* DIRECTIONS FOR THIS TASK
Repeat every entry word for word, but leave the images out of your copy.

--- start of DATA FOR PROCESSING ---

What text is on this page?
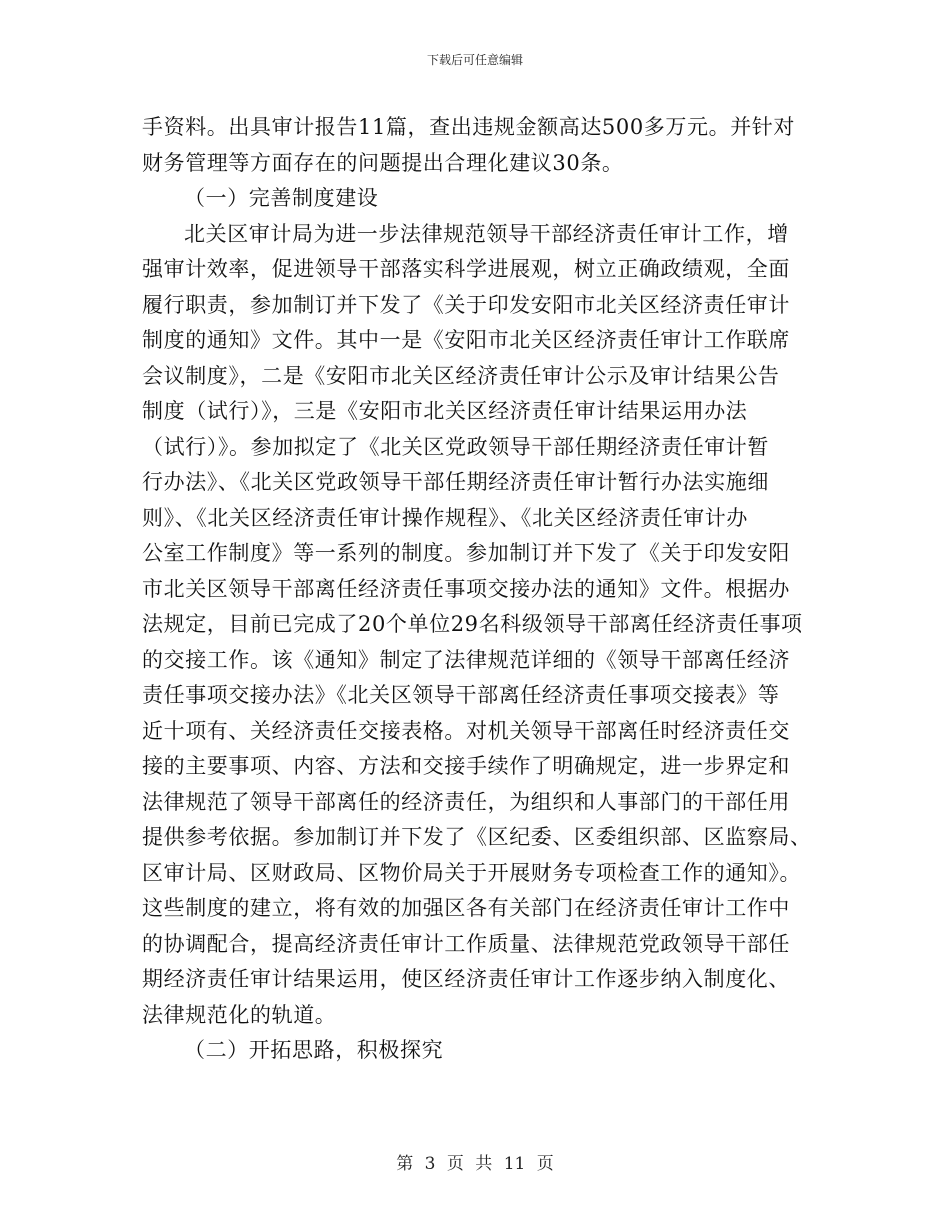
下载后可任意编辑
手资料。出具审计报告11篇，查出违规金额高达500多万元。并针对
财务管理等方面存在的问题提出合理化建议30条。
（一）完善制度建设
北关区审计局为进一步法律规范领导干部经济责任审计工作，增
强审计效率，促进领导干部落实科学进展观，树立正确政绩观，全面
履行职责，参加制订并下发了《关于印发安阳市北关区经济责任审计
制度的通知》文件。其中一是《安阳市北关区经济责任审计工作联席
会议制度》，二是《安阳市北关区经济责任审计公示及审计结果公告
制度（试行）》，三是《安阳市北关区经济责任审计结果运用办法
（试行）》。参加拟定了《北关区党政领导干部任期经济责任审计暂
行办法》、《北关区党政领导干部任期经济责任审计暂行办法实施细
则》、《北关区经济责任审计操作规程》、《北关区经济责任审计办
公室工作制度》等一系列的制度。参加制订并下发了《关于印发安阳
市北关区领导干部离任经济责任事项交接办法的通知》文件。根据办
法规定，目前已完成了20个单位29名科级领导干部离任经济责任事项
的交接工作。该《通知》制定了法律规范详细的《领导干部离任经济
责任事项交接办法》《北关区领导干部离任经济责任事项交接表》等
近十项有、关经济责任交接表格。对机关领导干部离任时经济责任交
接的主要事项、内容、方法和交接手续作了明确规定，进一步界定和
法律规范了领导干部离任的经济责任，为组织和人事部门的干部任用
提供参考依据。参加制订并下发了《区纪委、区委组织部、区监察局、
区审计局、区财政局、区物价局关于开展财务专项检查工作的通知》。
这些制度的建立，将有效的加强区各有关部门在经济责任审计工作中
的协调配合，提高经济责任审计工作质量、法律规范党政领导干部任
期经济责任审计结果运用，使区经济责任审计工作逐步纳入制度化、
法律规范化的轨道。
（二）开拓思路，积极探究
第 3 页 共 11 页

--- end of DATA FOR PROCESSING ---

* RESPONSE TO THE EXERCISE
What text is on this page?
下载后可任意编辑
手资料。出具审计报告11篇，查出违规金额高达500多万元。并针对
财务管理等方面存在的问题提出合理化建议30条。
（一）完善制度建设
北关区审计局为进一步法律规范领导干部经济责任审计工作，增
强审计效率，促进领导干部落实科学进展观，树立正确政绩观，全面
履行职责，参加制订并下发了《关于印发安阳市北关区经济责任审计
制度的通知》文件。其中一是《安阳市北关区经济责任审计工作联席
会议制度》，二是《安阳市北关区经济责任审计公示及审计结果公告
制度（试行）》，三是《安阳市北关区经济责任审计结果运用办法
（试行）》。参加拟定了《北关区党政领导干部任期经济责任审计暂
行办法》、《北关区党政领导干部任期经济责任审计暂行办法实施细
则》、《北关区经济责任审计操作规程》、《北关区经济责任审计办
公室工作制度》等一系列的制度。参加制订并下发了《关于印发安阳
市北关区领导干部离任经济责任事项交接办法的通知》文件。根据办
法规定，目前已完成了20个单位29名科级领导干部离任经济责任事项
的交接工作。该《通知》制定了法律规范详细的《领导干部离任经济
责任事项交接办法》《北关区领导干部离任经济责任事项交接表》等
近十项有、关经济责任交接表格。对机关领导干部离任时经济责任交
接的主要事项、内容、方法和交接手续作了明确规定，进一步界定和
法律规范了领导干部离任的经济责任，为组织和人事部门的干部任用
提供参考依据。参加制订并下发了《区纪委、区委组织部、区监察局、
区审计局、区财政局、区物价局关于开展财务专项检查工作的通知》。
这些制度的建立，将有效的加强区各有关部门在经济责任审计工作中
的协调配合，提高经济责任审计工作质量、法律规范党政领导干部任
期经济责任审计结果运用，使区经济责任审计工作逐步纳入制度化、
法律规范化的轨道。
（二）开拓思路，积极探究
第 3 页 共 11 页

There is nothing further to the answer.